● **WHAT YOU ARE ASKED TO DO**
Copy out every one of the rows below word for word, keeping each line unchanged.

[Stored data entries]
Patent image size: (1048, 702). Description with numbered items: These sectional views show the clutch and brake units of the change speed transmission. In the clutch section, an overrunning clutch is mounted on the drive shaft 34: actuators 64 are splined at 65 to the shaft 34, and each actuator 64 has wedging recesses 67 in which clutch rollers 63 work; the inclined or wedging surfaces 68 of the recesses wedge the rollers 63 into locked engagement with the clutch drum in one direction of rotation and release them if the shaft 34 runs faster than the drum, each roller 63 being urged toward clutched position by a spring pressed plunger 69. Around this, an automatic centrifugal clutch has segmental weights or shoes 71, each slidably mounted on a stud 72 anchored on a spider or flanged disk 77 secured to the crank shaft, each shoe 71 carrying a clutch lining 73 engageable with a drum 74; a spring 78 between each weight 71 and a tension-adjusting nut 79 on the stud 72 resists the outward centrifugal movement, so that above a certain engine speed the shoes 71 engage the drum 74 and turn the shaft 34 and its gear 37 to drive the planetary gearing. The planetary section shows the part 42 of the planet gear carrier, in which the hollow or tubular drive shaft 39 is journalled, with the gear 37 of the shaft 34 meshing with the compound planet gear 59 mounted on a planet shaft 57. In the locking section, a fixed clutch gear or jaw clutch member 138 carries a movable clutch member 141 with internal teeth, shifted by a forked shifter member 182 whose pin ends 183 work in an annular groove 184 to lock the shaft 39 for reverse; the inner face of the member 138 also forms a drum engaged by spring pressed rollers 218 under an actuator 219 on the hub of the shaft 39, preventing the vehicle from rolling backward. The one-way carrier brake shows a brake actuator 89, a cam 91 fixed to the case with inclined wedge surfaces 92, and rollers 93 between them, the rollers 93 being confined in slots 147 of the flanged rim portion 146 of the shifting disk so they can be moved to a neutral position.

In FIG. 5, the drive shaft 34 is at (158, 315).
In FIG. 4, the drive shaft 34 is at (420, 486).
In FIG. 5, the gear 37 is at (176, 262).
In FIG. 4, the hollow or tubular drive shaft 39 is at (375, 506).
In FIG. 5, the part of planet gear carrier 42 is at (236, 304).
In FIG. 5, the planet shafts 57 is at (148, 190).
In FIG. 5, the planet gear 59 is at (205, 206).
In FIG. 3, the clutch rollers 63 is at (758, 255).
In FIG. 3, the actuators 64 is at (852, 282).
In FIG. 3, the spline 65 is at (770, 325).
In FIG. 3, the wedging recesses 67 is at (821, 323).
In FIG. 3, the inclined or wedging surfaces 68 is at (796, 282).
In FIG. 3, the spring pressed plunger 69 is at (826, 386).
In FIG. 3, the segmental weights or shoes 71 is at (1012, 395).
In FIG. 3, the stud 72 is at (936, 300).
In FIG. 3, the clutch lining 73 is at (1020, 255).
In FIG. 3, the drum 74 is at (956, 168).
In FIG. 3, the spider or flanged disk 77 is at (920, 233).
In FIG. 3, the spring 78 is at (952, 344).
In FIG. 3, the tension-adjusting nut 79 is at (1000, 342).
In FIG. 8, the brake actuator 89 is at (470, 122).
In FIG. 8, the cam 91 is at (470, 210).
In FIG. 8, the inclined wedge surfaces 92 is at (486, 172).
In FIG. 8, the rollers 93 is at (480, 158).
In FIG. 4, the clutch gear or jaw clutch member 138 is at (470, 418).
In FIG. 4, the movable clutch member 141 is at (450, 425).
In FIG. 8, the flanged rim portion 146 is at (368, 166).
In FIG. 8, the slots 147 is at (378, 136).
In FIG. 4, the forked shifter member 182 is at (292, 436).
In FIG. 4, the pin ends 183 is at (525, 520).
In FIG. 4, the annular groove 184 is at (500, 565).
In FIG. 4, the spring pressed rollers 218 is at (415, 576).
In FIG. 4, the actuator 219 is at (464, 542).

● **EXERCISE SOLUTION**
Patent image size: (1048, 702). Description with numbered items: These sectional views show the clutch and brake units of the change speed transmission. In the clutch section, an overrunning clutch is mounted on the drive shaft 34: actuators 64 are splined at 65 to the shaft 34, and each actuator 64 has wedging recesses 67 in which clutch rollers 63 work; the inclined or wedging surfaces 68 of the recesses wedge the rollers 63 into locked engagement with the clutch drum in one direction of rotation and release them if the shaft 34 runs faster than the drum, each roller 63 being urged toward clutched position by a spring pressed plunger 69. Around this, an automatic centrifugal clutch has segmental weights or shoes 71, each slidably mounted on a stud 72 anchored on a spider or flanged disk 77 secured to the crank shaft, each shoe 71 carrying a clutch lining 73 engageable with a drum 74; a spring 78 between each weight 71 and a tension-adjusting nut 79 on the stud 72 resists the outward centrifugal movement, so that above a certain engine speed the shoes 71 engage the drum 74 and turn the shaft 34 and its gear 37 to drive the planetary gearing. The planetary section shows the part 42 of the planet gear carrier, in which the hollow or tubular drive shaft 39 is journalled, with the gear 37 of the shaft 34 meshing with the compound planet gear 59 mounted on a planet shaft 57. In the locking section, a fixed clutch gear or jaw clutch member 138 carries a movable clutch member 141 with internal teeth, shifted by a forked shifter member 182 whose pin ends 183 work in an annular groove 184 to lock the shaft 39 for reverse; the inner face of the member 138 also forms a drum engaged by spring pressed rollers 218 under an actuator 219 on the hub of the shaft 39, preventing the vehicle from rolling backward. The one-way carrier brake shows a brake actuator 89, a cam 91 fixed to the case with inclined wedge surfaces 92, and rollers 93 between them, the rollers 93 being confined in slots 147 of the flanged rim portion 146 of the shifting disk so they can be moved to a neutral position.

In FIG. 5, the drive shaft 34 is at (158, 315).
In FIG. 4, the drive shaft 34 is at (420, 486).
In FIG. 5, the gear 37 is at (176, 262).
In FIG. 4, the hollow or tubular drive shaft 39 is at (375, 506).
In FIG. 5, the part of planet gear carrier 42 is at (236, 304).
In FIG. 5, the planet shafts 57 is at (148, 190).
In FIG. 5, the planet gear 59 is at (205, 206).
In FIG. 3, the clutch rollers 63 is at (758, 255).
In FIG. 3, the actuators 64 is at (852, 282).
In FIG. 3, the spline 65 is at (770, 325).
In FIG. 3, the wedging recesses 67 is at (821, 323).
In FIG. 3, the inclined or wedging surfaces 68 is at (796, 282).
In FIG. 3, the spring pressed plunger 69 is at (826, 386).
In FIG. 3, the segmental weights or shoes 71 is at (1012, 395).
In FIG. 3, the stud 72 is at (936, 300).
In FIG. 3, the clutch lining 73 is at (1020, 255).
In FIG. 3, the drum 74 is at (956, 168).
In FIG. 3, the spider or flanged disk 77 is at (920, 233).
In FIG. 3, the spring 78 is at (952, 344).
In FIG. 3, the tension-adjusting nut 79 is at (1000, 342).
In FIG. 8, the brake actuator 89 is at (470, 122).
In FIG. 8, the cam 91 is at (470, 210).
In FIG. 8, the inclined wedge surfaces 92 is at (486, 172).
In FIG. 8, the rollers 93 is at (480, 158).
In FIG. 4, the clutch gear or jaw clutch member 138 is at (470, 418).
In FIG. 4, the movable clutch member 141 is at (450, 425).
In FIG. 8, the flanged rim portion 146 is at (368, 166).
In FIG. 8, the slots 147 is at (378, 136).
In FIG. 4, the forked shifter member 182 is at (292, 436).
In FIG. 4, the pin ends 183 is at (525, 520).
In FIG. 4, the annular groove 184 is at (500, 565).
In FIG. 4, the spring pressed rollers 218 is at (415, 576).
In FIG. 4, the actuator 219 is at (464, 542).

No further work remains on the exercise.